■ Given instruction ■
Where a line contains the word "JSON", copy that line.

** begin Data entries **

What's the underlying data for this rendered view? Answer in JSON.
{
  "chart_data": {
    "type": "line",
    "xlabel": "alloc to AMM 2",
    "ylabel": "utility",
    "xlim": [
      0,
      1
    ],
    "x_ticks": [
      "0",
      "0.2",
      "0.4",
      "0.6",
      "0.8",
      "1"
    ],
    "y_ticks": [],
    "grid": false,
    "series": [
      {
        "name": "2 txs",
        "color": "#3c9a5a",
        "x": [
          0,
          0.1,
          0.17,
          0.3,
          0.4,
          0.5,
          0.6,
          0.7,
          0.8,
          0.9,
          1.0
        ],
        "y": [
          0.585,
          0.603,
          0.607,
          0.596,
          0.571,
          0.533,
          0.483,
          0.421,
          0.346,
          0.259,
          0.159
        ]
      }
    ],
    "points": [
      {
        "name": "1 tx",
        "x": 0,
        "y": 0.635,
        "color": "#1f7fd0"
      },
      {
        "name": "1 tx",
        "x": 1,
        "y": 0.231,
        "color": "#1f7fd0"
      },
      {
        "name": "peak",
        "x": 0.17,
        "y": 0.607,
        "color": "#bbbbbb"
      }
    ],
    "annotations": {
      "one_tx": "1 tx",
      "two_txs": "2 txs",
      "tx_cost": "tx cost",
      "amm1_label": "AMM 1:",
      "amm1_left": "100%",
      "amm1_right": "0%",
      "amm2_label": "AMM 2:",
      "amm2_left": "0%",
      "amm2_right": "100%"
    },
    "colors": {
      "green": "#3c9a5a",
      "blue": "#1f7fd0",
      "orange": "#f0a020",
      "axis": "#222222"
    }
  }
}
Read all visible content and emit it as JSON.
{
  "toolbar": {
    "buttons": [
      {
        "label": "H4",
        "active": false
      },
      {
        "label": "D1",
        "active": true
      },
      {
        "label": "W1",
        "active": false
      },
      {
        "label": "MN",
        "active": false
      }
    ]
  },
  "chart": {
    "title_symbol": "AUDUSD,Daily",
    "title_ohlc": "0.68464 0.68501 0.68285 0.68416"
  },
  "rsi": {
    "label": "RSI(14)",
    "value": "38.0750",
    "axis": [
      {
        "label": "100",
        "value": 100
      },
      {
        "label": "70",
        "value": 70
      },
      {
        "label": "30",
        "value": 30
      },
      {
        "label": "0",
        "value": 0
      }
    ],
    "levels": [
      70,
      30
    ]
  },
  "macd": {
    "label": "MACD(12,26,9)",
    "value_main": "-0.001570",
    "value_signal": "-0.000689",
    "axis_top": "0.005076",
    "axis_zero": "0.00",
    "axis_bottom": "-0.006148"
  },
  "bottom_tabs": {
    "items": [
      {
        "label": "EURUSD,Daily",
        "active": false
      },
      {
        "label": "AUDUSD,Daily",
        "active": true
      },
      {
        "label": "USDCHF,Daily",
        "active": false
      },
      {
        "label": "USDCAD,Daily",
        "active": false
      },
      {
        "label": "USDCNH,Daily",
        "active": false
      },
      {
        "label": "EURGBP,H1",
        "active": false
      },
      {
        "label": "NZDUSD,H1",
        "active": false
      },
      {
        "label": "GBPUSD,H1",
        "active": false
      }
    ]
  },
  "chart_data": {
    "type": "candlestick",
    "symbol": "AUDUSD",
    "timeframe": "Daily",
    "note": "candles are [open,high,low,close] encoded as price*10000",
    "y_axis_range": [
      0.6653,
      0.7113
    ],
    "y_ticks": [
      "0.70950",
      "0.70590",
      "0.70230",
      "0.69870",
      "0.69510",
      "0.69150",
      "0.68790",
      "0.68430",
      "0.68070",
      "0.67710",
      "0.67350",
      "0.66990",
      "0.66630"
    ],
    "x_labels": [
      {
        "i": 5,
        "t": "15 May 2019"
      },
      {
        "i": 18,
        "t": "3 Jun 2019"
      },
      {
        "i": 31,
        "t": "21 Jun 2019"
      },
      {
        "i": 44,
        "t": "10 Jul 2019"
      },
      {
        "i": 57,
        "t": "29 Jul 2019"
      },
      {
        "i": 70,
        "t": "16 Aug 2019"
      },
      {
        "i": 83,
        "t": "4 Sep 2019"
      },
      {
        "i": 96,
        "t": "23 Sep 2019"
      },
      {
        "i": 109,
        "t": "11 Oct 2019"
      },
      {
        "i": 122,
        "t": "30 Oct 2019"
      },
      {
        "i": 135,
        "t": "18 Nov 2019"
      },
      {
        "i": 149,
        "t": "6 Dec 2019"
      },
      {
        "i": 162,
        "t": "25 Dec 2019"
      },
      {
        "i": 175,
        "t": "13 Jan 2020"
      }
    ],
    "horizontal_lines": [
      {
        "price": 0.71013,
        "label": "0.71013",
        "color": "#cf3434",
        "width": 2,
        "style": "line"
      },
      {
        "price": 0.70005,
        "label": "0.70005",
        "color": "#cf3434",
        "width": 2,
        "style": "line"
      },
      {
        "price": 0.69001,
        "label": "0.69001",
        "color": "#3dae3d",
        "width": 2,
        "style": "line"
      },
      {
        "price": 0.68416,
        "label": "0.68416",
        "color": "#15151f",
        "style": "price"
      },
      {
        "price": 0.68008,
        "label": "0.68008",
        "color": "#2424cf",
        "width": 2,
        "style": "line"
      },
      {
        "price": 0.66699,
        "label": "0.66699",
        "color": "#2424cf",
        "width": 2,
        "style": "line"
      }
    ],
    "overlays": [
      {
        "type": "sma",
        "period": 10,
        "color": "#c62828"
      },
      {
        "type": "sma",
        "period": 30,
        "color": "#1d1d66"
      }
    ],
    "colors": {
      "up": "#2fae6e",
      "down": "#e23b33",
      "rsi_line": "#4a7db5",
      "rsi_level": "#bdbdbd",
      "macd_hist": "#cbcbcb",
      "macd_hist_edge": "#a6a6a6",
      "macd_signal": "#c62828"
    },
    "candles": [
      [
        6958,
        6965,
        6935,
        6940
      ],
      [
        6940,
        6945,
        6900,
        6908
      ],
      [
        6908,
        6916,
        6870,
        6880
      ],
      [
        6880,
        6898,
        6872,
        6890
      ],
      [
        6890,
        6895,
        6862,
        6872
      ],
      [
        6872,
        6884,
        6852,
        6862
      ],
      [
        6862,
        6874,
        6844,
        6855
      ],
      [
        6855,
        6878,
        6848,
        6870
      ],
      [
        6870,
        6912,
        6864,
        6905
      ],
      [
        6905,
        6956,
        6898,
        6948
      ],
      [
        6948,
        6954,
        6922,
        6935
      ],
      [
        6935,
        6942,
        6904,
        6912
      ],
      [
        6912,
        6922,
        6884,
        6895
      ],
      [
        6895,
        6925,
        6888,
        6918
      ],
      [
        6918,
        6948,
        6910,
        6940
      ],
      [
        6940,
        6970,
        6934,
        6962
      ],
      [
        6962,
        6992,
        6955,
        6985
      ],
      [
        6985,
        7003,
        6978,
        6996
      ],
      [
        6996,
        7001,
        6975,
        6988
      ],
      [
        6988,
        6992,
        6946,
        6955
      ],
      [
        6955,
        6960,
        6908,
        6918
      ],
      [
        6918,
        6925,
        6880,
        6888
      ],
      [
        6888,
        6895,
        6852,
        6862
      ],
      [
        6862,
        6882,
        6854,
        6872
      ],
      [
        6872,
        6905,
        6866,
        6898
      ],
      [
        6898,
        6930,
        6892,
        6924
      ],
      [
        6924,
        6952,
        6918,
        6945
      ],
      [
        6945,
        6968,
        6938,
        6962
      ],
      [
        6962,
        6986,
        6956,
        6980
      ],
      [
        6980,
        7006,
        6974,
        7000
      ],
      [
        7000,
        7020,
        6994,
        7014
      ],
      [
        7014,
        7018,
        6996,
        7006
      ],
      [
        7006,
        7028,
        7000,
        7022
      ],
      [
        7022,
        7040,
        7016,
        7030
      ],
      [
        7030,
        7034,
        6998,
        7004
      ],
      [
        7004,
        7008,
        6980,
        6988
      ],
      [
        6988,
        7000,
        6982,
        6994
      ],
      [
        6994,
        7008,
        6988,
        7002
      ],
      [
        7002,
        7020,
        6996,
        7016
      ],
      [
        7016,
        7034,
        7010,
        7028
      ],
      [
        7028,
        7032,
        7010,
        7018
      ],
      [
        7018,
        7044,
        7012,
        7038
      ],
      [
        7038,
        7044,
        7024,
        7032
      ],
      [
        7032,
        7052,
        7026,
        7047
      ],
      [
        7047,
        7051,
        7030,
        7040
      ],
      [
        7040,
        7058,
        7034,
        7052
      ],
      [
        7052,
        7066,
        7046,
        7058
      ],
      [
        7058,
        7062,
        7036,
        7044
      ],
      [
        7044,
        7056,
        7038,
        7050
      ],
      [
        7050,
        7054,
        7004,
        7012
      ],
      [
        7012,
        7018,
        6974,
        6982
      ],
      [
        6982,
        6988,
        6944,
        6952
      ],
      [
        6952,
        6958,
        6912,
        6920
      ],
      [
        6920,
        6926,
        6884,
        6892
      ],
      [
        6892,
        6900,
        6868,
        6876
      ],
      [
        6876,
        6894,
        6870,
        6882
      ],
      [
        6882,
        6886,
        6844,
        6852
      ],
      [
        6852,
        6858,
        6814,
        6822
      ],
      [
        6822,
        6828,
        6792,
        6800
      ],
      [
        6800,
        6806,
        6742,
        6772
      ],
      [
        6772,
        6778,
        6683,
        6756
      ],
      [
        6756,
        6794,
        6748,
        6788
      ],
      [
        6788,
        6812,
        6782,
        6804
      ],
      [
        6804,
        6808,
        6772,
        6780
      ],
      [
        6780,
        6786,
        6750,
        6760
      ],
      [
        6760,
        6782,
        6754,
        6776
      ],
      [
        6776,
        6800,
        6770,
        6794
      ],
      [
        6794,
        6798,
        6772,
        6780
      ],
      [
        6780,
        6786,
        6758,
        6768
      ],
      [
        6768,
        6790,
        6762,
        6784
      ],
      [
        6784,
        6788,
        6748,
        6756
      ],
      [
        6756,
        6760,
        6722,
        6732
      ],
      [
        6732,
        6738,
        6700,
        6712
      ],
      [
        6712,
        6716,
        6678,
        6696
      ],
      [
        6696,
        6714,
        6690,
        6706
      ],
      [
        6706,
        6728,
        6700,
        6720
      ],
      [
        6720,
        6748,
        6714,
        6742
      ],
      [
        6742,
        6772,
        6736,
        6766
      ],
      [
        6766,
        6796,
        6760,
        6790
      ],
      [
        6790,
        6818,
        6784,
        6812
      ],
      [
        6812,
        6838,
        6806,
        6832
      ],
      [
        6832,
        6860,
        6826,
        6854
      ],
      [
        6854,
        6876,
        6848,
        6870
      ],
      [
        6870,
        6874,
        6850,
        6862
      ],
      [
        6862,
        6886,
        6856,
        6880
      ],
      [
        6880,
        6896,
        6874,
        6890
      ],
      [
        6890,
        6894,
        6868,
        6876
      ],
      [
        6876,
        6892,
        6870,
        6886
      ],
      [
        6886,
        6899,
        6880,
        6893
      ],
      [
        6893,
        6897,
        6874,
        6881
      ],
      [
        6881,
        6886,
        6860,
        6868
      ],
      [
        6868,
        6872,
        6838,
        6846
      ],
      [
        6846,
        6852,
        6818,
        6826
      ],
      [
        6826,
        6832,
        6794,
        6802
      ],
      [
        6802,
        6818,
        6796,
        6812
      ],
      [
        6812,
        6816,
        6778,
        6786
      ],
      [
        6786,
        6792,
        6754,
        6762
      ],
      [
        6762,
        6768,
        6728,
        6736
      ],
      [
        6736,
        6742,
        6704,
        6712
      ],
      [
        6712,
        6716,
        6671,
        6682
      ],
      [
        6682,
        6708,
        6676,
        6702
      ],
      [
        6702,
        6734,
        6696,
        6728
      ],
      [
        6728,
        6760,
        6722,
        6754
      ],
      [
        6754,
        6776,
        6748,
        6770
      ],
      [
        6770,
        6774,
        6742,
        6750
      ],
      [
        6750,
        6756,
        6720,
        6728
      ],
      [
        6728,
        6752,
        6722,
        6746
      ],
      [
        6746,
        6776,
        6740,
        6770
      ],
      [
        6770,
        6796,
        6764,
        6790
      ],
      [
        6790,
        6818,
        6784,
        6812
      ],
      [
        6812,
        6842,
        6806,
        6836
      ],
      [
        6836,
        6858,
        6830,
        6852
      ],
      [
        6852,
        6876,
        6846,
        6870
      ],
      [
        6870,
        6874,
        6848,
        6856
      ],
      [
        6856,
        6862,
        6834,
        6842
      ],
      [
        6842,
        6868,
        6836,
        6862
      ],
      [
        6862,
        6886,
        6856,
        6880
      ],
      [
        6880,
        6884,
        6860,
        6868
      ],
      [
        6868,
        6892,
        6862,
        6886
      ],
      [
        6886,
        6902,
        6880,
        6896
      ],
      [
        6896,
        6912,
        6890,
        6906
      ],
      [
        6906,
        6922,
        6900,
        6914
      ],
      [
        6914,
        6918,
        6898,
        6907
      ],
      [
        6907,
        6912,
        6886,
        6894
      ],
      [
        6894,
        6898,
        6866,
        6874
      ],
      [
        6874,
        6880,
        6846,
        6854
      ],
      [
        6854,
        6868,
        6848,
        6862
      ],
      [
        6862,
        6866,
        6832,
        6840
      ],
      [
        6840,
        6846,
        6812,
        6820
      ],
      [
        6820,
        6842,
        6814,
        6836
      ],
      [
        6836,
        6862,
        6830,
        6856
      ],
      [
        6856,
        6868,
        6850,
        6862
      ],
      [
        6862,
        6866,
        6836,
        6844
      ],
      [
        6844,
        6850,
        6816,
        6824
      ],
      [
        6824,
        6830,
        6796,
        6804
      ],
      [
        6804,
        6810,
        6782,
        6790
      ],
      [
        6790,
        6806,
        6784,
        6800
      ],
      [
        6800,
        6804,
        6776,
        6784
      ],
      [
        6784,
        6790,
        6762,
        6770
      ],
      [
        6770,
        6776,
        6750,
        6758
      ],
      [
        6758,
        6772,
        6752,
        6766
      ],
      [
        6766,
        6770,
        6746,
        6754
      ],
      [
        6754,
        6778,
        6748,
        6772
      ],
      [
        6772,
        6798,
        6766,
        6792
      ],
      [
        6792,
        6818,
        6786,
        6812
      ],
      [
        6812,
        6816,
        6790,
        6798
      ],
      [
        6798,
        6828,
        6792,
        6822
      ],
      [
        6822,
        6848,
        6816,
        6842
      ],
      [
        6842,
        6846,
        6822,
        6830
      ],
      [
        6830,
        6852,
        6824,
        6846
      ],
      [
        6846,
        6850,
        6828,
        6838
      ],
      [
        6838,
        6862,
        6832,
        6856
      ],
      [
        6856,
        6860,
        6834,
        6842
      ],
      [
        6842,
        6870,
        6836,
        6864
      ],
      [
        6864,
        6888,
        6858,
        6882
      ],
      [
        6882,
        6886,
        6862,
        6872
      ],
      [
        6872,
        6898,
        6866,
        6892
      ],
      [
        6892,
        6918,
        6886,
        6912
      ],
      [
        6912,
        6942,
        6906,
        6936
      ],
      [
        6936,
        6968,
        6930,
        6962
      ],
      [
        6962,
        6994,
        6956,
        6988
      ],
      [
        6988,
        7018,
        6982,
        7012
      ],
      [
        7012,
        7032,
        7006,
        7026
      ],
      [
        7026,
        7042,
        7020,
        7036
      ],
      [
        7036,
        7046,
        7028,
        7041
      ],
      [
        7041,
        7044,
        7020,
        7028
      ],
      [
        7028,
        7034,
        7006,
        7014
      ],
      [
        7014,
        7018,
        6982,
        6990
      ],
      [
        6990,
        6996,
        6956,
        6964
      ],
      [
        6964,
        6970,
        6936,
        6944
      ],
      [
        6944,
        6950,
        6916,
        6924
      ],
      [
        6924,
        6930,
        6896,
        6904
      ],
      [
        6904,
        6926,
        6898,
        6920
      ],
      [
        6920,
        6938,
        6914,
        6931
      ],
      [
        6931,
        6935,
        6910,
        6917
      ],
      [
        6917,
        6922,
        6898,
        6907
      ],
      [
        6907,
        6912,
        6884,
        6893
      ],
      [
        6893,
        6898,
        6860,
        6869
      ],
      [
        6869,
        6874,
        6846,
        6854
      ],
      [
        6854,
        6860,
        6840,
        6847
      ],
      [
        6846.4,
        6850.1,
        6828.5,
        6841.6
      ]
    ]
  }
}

** end Data entries **

■ Solved exercise ■
What's the underlying data for this rendered view? Answer in JSON.
Read all visible content and emit it as JSON.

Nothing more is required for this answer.